GIVEN REQUEST: From the entries below, pull out each line where "excess" appears.

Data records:

******

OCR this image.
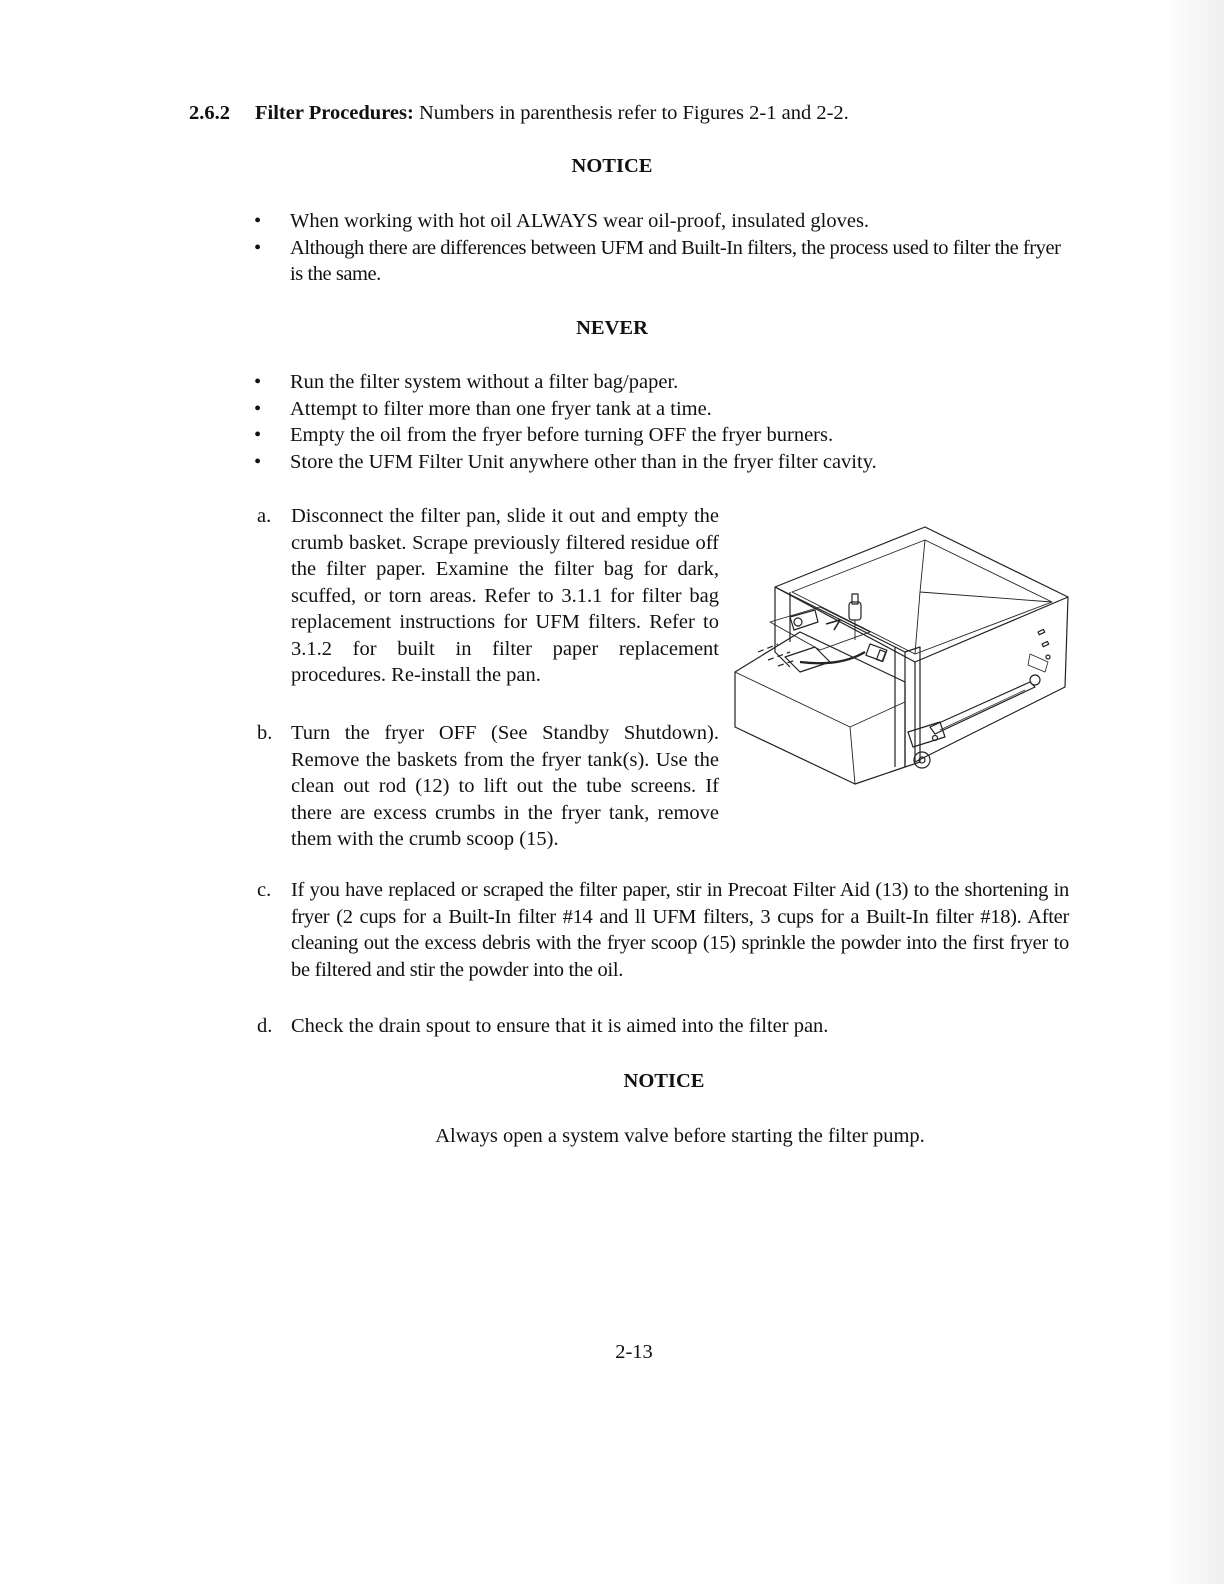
2.6.2 Filter Procedures: Numbers in parenthesis refer to Figures 2-1 and 2-2.
NOTICE
• When working with hot oil ALWAYS wear oil-proof, insulated gloves.
• Although there are differences between UFM and Built-In filters, the process used to filter the fryer is the same.
NEVER
• Run the filter system without a filter bag/paper.
• Attempt to filter more than one fryer tank at a time.
• Empty the oil from the fryer before turning OFF the fryer burners.
• Store the UFM Filter Unit anywhere other than in the fryer filter cavity.
a. Disconnect the filter pan, slide it out and empty the crumb basket. Scrape previously filtered residue off the filter paper. Examine the filter bag for dark, scuffed, or torn areas. Refer to 3.1.1 for filter bag replacement instructions for UFM filters. Refer to 3.1.2 for built in filter paper replacement procedures. Re-install the pan.
b. Turn the fryer OFF (See Standby Shutdown). Remove the baskets from the fryer tank(s). Use the clean out rod (12) to lift out the tube screens. If there are excess crumbs in the fryer tank, remove them with the crumb scoop (15).
c. If you have replaced or scraped the filter paper, stir in Precoat Filter Aid (13) to the shortening in fryer (2 cups for a Built-In filter #14 and ll UFM filters, 3 cups for a Built-In filter #18). After cleaning out the excess debris with the fryer scoop (15) sprinkle the powder into the first fryer to be filtered and stir the powder into the oil.
d. Check the drain spout to ensure that it is aimed into the filter pan.
NOTICE
Always open a system valve before starting the filter pump.
2-13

******

RESULT OF THE TASK:
b. Turn the fryer OFF (See Standby Shutdown). Remove the baskets from the fryer tank(s). Use the clean out rod (12) to lift out the tube screens. If there are excess crumbs in the fryer tank, remove them with the crumb scoop (15).
c. If you have replaced or scraped the filter paper, stir in Precoat Filter Aid (13) to the shortening in fryer (2 cups for a Built-In filter #14 and ll UFM filters, 3 cups for a Built-In filter #18). After cleaning out the excess debris with the fryer scoop (15) sprinkle the powder into the first fryer to be filtered and stir the powder into the oil.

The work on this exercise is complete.